**Supplied material:**

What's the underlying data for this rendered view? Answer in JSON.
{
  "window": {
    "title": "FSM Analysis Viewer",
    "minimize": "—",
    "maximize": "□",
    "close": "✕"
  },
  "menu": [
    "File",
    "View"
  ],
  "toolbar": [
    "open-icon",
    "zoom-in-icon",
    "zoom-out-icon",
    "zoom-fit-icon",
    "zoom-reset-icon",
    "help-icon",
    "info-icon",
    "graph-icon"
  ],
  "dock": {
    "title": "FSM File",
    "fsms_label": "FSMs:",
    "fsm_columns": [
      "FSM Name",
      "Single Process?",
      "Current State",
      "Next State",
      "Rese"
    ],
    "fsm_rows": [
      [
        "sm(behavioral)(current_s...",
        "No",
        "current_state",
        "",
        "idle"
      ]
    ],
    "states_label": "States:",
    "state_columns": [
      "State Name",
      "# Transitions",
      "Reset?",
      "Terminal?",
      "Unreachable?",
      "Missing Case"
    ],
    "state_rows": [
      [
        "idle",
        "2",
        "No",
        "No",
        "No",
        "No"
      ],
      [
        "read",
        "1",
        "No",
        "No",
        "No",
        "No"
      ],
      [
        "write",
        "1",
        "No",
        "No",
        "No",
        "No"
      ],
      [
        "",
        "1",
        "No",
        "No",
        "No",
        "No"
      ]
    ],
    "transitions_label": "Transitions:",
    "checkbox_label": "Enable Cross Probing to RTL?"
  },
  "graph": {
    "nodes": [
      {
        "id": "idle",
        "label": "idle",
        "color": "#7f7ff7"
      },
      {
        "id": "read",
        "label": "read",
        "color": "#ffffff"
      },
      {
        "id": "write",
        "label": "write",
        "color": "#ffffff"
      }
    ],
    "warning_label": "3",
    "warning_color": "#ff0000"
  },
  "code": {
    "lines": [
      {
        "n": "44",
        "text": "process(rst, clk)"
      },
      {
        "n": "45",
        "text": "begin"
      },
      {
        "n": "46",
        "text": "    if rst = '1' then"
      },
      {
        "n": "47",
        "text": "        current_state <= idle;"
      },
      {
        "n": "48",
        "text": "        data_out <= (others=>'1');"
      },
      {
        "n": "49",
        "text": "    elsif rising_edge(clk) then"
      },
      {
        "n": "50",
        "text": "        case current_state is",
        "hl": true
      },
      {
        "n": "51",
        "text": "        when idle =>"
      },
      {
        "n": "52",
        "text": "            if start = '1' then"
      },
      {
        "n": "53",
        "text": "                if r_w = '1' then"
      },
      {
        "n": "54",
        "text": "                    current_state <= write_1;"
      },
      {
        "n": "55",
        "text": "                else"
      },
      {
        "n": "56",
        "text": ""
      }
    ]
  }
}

**Task to complete:**
From the entries above, extract each line containing "title".

**Solution:**
    "title": "FSM Analysis Viewer",
    "title": "FSM File",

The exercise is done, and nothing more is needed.